Records excerpted from a collection:

##############################

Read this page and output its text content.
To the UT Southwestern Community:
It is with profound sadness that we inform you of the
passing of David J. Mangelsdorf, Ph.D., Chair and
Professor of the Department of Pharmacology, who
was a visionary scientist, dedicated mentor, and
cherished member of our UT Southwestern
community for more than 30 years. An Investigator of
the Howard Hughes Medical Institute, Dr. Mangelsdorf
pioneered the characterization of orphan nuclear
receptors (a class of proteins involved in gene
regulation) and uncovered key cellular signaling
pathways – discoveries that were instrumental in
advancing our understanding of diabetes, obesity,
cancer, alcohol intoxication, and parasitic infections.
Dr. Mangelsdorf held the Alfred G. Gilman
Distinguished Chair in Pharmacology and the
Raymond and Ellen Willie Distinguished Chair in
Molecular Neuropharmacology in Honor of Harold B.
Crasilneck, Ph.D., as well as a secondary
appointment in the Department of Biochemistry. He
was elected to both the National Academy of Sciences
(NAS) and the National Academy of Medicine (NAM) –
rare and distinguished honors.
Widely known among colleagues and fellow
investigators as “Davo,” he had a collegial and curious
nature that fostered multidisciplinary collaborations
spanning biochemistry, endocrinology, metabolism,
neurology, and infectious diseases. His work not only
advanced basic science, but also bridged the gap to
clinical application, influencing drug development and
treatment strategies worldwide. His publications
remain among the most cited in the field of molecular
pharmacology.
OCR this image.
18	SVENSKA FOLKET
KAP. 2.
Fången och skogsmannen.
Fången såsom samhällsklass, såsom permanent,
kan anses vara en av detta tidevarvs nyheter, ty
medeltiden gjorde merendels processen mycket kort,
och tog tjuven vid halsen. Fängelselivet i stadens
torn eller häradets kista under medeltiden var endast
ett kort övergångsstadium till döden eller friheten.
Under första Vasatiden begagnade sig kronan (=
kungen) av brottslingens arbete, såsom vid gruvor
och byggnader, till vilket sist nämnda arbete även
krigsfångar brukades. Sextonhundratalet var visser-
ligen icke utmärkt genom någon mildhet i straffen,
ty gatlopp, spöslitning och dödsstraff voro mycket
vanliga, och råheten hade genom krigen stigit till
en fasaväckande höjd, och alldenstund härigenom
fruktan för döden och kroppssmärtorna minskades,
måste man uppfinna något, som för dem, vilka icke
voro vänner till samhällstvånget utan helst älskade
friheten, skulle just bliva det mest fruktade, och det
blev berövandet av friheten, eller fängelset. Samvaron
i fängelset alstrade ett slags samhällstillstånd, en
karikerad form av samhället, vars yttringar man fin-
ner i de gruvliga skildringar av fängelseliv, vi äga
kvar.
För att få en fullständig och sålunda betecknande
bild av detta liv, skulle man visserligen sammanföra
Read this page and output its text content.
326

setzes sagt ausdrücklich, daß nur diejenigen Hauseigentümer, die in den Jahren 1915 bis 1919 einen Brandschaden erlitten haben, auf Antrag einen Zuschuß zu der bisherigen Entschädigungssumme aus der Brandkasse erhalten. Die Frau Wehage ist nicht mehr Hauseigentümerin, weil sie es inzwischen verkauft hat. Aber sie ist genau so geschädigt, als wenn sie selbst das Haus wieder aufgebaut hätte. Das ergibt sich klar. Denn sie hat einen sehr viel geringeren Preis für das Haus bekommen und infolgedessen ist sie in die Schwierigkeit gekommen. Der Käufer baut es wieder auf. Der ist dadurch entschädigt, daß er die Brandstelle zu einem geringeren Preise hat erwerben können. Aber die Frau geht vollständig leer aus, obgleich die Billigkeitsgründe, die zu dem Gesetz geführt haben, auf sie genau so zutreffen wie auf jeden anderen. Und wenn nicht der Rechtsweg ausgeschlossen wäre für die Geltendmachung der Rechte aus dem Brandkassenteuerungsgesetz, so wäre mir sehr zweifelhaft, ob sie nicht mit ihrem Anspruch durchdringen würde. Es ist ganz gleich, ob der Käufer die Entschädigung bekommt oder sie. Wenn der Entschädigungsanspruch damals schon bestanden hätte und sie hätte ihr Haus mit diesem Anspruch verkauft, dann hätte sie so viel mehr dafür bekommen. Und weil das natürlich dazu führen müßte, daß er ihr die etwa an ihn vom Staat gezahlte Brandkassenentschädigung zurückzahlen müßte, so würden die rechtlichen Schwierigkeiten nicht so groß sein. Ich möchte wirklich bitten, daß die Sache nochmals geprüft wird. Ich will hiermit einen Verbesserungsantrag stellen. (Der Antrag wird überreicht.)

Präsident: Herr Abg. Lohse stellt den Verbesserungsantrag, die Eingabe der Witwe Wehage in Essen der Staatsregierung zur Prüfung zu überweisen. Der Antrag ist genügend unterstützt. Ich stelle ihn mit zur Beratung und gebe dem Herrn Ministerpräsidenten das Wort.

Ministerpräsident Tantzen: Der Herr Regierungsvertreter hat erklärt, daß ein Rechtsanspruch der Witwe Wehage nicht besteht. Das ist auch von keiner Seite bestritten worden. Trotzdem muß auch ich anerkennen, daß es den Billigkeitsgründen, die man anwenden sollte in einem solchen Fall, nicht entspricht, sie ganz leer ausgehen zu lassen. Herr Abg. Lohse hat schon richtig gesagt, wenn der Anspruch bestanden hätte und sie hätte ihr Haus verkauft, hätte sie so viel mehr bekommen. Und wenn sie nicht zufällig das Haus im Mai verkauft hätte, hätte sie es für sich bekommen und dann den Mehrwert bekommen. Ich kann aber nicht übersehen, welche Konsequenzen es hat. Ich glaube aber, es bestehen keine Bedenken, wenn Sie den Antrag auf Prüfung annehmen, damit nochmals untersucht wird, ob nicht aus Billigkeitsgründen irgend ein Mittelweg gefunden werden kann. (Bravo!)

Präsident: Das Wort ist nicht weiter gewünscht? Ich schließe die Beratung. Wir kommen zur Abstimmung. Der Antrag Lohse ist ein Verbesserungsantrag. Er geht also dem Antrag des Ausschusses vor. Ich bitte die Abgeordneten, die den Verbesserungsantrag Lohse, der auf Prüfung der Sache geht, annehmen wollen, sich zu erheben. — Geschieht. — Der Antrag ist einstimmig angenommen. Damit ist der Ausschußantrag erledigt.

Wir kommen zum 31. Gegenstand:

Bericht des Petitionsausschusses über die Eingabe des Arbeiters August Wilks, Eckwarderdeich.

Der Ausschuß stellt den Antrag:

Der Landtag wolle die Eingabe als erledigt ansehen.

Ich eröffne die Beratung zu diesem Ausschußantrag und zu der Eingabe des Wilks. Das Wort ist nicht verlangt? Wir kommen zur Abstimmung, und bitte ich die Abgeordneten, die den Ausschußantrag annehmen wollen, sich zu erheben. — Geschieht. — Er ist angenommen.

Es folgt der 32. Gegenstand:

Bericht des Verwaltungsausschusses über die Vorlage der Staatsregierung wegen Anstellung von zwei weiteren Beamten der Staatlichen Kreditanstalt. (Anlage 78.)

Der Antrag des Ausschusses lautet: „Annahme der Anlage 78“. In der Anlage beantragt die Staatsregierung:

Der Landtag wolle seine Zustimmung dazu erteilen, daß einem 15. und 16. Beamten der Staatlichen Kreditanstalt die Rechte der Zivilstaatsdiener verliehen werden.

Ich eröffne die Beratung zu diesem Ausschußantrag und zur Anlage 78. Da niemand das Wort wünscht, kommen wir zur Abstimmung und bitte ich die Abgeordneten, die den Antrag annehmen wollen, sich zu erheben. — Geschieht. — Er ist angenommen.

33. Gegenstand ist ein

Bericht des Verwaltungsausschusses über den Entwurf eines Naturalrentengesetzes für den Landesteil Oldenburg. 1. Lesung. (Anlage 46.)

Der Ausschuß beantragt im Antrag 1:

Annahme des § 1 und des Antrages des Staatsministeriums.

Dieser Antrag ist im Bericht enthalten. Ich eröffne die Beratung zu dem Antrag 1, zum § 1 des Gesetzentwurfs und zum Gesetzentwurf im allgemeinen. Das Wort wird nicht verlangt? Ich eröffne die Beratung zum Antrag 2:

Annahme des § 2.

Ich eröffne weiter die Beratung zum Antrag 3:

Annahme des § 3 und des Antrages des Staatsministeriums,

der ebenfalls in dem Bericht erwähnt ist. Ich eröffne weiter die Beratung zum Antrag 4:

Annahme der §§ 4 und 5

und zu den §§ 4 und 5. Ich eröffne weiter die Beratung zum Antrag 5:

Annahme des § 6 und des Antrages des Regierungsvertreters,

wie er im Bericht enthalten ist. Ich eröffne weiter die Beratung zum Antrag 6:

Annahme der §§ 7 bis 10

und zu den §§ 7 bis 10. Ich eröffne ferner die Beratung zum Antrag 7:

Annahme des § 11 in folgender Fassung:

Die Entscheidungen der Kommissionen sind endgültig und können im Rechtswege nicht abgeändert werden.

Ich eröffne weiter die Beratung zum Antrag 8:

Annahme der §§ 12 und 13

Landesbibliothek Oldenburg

##############################

Aim of the task:
Among the lines of the data above, count those holding "såsom" and state only the number.

Solution:
2